• **RECORDED INFORMATION**:
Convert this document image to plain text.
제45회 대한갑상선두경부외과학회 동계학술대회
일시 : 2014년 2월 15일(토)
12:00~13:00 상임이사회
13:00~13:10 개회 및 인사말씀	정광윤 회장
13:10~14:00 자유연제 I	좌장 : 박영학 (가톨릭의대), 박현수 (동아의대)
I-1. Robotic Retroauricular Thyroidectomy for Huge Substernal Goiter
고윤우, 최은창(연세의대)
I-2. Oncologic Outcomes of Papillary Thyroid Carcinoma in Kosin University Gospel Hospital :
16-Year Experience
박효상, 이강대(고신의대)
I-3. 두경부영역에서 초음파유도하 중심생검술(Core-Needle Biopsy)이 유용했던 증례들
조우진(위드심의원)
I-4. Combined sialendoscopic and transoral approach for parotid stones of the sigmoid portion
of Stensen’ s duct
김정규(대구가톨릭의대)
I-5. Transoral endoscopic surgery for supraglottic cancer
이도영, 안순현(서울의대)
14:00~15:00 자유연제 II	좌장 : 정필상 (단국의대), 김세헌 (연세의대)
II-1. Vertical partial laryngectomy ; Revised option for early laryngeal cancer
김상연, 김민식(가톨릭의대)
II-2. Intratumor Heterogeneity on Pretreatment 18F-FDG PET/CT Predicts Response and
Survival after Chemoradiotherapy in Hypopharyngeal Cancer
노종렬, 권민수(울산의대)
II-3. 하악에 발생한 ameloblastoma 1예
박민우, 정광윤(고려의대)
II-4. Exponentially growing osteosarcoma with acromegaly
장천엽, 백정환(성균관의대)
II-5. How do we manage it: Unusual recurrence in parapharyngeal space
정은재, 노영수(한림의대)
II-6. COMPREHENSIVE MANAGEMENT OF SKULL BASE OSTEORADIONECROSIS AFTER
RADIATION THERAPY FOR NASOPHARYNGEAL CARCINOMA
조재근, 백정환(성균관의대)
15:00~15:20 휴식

• **ABOUT THIS TASK**: Set all of the material down once more, unchanged.

• **RESULT**:
Convert this document image to plain text.
제45회 대한갑상선두경부외과학회 동계학술대회
일시 : 2014년 2월 15일(토)
12:00~13:00 상임이사회
13:00~13:10 개회 및 인사말씀	정광윤 회장
13:10~14:00 자유연제 I	좌장 : 박영학 (가톨릭의대), 박현수 (동아의대)
I-1. Robotic Retroauricular Thyroidectomy for Huge Substernal Goiter
고윤우, 최은창(연세의대)
I-2. Oncologic Outcomes of Papillary Thyroid Carcinoma in Kosin University Gospel Hospital :
16-Year Experience
박효상, 이강대(고신의대)
I-3. 두경부영역에서 초음파유도하 중심생검술(Core-Needle Biopsy)이 유용했던 증례들
조우진(위드심의원)
I-4. Combined sialendoscopic and transoral approach for parotid stones of the sigmoid portion
of Stensen’ s duct
김정규(대구가톨릭의대)
I-5. Transoral endoscopic surgery for supraglottic cancer
이도영, 안순현(서울의대)
14:00~15:00 자유연제 II	좌장 : 정필상 (단국의대), 김세헌 (연세의대)
II-1. Vertical partial laryngectomy ; Revised option for early laryngeal cancer
김상연, 김민식(가톨릭의대)
II-2. Intratumor Heterogeneity on Pretreatment 18F-FDG PET/CT Predicts Response and
Survival after Chemoradiotherapy in Hypopharyngeal Cancer
노종렬, 권민수(울산의대)
II-3. 하악에 발생한 ameloblastoma 1예
박민우, 정광윤(고려의대)
II-4. Exponentially growing osteosarcoma with acromegaly
장천엽, 백정환(성균관의대)
II-5. How do we manage it: Unusual recurrence in parapharyngeal space
정은재, 노영수(한림의대)
II-6. COMPREHENSIVE MANAGEMENT OF SKULL BASE OSTEORADIONECROSIS AFTER
RADIATION THERAPY FOR NASOPHARYNGEAL CARCINOMA
조재근, 백정환(성균관의대)
15:00~15:20 휴식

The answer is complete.